What is required
Print each line of the listing once more, precisely as given.

Records shown
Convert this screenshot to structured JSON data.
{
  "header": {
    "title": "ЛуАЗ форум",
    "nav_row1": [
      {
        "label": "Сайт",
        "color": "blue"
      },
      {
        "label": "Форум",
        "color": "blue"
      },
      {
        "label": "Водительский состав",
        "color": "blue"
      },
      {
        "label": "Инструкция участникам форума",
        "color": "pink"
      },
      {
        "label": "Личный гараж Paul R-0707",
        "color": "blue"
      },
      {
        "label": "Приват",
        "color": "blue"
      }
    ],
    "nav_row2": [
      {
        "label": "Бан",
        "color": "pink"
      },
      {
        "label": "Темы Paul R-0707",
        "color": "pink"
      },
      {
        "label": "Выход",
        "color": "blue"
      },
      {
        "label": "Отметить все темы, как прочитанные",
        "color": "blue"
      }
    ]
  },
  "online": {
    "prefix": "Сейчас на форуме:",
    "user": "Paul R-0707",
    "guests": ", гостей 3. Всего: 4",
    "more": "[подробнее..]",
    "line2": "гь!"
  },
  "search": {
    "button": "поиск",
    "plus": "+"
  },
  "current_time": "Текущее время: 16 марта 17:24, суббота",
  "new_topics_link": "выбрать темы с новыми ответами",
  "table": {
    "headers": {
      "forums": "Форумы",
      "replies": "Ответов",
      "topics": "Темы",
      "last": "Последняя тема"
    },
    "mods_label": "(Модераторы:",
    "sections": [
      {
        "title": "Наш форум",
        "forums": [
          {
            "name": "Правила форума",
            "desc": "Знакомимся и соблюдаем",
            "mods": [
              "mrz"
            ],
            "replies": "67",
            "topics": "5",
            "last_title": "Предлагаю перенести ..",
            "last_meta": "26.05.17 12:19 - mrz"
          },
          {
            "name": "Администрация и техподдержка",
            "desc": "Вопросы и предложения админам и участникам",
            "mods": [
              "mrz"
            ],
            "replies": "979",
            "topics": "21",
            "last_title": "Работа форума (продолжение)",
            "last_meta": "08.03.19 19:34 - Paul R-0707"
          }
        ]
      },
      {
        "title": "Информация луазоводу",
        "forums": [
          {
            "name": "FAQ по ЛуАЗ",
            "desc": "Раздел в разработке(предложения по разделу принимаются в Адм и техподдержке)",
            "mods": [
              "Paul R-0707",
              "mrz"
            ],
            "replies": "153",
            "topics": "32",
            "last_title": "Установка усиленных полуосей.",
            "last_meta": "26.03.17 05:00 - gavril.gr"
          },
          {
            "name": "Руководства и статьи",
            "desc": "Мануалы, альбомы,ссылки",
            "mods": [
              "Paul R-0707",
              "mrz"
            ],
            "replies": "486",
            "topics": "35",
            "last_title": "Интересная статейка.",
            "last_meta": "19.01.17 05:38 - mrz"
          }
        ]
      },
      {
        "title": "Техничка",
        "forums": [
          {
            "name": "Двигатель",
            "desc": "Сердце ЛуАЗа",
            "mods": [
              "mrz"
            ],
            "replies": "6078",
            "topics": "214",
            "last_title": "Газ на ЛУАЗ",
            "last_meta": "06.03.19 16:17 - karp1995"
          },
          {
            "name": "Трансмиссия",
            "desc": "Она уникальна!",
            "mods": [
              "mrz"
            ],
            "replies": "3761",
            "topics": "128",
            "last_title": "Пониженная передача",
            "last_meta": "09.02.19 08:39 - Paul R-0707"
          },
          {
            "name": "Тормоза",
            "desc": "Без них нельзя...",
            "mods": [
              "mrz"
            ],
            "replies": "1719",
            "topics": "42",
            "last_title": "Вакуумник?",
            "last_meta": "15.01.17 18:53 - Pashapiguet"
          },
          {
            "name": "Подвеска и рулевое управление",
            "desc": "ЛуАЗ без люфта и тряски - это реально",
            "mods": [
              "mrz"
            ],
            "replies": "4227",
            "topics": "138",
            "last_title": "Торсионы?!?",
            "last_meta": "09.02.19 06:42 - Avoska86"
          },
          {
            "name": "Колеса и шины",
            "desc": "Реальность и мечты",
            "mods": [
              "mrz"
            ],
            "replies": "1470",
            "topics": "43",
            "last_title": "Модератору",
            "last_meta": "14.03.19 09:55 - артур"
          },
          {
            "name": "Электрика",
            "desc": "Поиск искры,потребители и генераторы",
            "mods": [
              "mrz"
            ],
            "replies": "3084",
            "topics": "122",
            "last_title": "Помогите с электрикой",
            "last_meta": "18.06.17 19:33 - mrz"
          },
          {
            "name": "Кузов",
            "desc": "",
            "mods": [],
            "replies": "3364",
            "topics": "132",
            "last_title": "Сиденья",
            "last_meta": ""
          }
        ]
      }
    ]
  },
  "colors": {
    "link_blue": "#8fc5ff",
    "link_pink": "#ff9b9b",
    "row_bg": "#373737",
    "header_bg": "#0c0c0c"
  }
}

Result of this task
Convert this screenshot to structured JSON data.
{
  "header": {
    "title": "ЛуАЗ форум",
    "nav_row1": [
      {
        "label": "Сайт",
        "color": "blue"
      },
      {
        "label": "Форум",
        "color": "blue"
      },
      {
        "label": "Водительский состав",
        "color": "blue"
      },
      {
        "label": "Инструкция участникам форума",
        "color": "pink"
      },
      {
        "label": "Личный гараж Paul R-0707",
        "color": "blue"
      },
      {
        "label": "Приват",
        "color": "blue"
      }
    ],
    "nav_row2": [
      {
        "label": "Бан",
        "color": "pink"
      },
      {
        "label": "Темы Paul R-0707",
        "color": "pink"
      },
      {
        "label": "Выход",
        "color": "blue"
      },
      {
        "label": "Отметить все темы, как прочитанные",
        "color": "blue"
      }
    ]
  },
  "online": {
    "prefix": "Сейчас на форуме:",
    "user": "Paul R-0707",
    "guests": ", гостей 3. Всего: 4",
    "more": "[подробнее..]",
    "line2": "гь!"
  },
  "search": {
    "button": "поиск",
    "plus": "+"
  },
  "current_time": "Текущее время: 16 марта 17:24, суббота",
  "new_topics_link": "выбрать темы с новыми ответами",
  "table": {
    "headers": {
      "forums": "Форумы",
      "replies": "Ответов",
      "topics": "Темы",
      "last": "Последняя тема"
    },
    "mods_label": "(Модераторы:",
    "sections": [
      {
        "title": "Наш форум",
        "forums": [
          {
            "name": "Правила форума",
            "desc": "Знакомимся и соблюдаем",
            "mods": [
              "mrz"
            ],
            "replies": "67",
            "topics": "5",
            "last_title": "Предлагаю перенести ..",
            "last_meta": "26.05.17 12:19 - mrz"
          },
          {
            "name": "Администрация и техподдержка",
            "desc": "Вопросы и предложения админам и участникам",
            "mods": [
              "mrz"
            ],
            "replies": "979",
            "topics": "21",
            "last_title": "Работа форума (продолжение)",
            "last_meta": "08.03.19 19:34 - Paul R-0707"
          }
        ]
      },
      {
        "title": "Информация луазоводу",
        "forums": [
          {
            "name": "FAQ по ЛуАЗ",
            "desc": "Раздел в разработке(предложения по разделу принимаются в Адм и техподдержке)",
            "mods": [
              "Paul R-0707",
              "mrz"
            ],
            "replies": "153",
            "topics": "32",
            "last_title": "Установка усиленных полуосей.",
            "last_meta": "26.03.17 05:00 - gavril.gr"
          },
          {
            "name": "Руководства и статьи",
            "desc": "Мануалы, альбомы,ссылки",
            "mods": [
              "Paul R-0707",
              "mrz"
            ],
            "replies": "486",
            "topics": "35",
            "last_title": "Интересная статейка.",
            "last_meta": "19.01.17 05:38 - mrz"
          }
        ]
      },
      {
        "title": "Техничка",
        "forums": [
          {
            "name": "Двигатель",
            "desc": "Сердце ЛуАЗа",
            "mods": [
              "mrz"
            ],
            "replies": "6078",
            "topics": "214",
            "last_title": "Газ на ЛУАЗ",
            "last_meta": "06.03.19 16:17 - karp1995"
          },
          {
            "name": "Трансмиссия",
            "desc": "Она уникальна!",
            "mods": [
              "mrz"
            ],
            "replies": "3761",
            "topics": "128",
            "last_title": "Пониженная передача",
            "last_meta": "09.02.19 08:39 - Paul R-0707"
          },
          {
            "name": "Тормоза",
            "desc": "Без них нельзя...",
            "mods": [
              "mrz"
            ],
            "replies": "1719",
            "topics": "42",
            "last_title": "Вакуумник?",
            "last_meta": "15.01.17 18:53 - Pashapiguet"
          },
          {
            "name": "Подвеска и рулевое управление",
            "desc": "ЛуАЗ без люфта и тряски - это реально",
            "mods": [
              "mrz"
            ],
            "replies": "4227",
            "topics": "138",
            "last_title": "Торсионы?!?",
            "last_meta": "09.02.19 06:42 - Avoska86"
          },
          {
            "name": "Колеса и шины",
            "desc": "Реальность и мечты",
            "mods": [
              "mrz"
            ],
            "replies": "1470",
            "topics": "43",
            "last_title": "Модератору",
            "last_meta": "14.03.19 09:55 - артур"
          },
          {
            "name": "Электрика",
            "desc": "Поиск искры,потребители и генераторы",
            "mods": [
              "mrz"
            ],
            "replies": "3084",
            "topics": "122",
            "last_title": "Помогите с электрикой",
            "last_meta": "18.06.17 19:33 - mrz"
          },
          {
            "name": "Кузов",
            "desc": "",
            "mods": [],
            "replies": "3364",
            "topics": "132",
            "last_title": "Сиденья",
            "last_meta": ""
          }
        ]
      }
    ]
  },
  "colors": {
    "link_blue": "#8fc5ff",
    "link_pink": "#ff9b9b",
    "row_bg": "#373737",
    "header_bg": "#0c0c0c"
  }
}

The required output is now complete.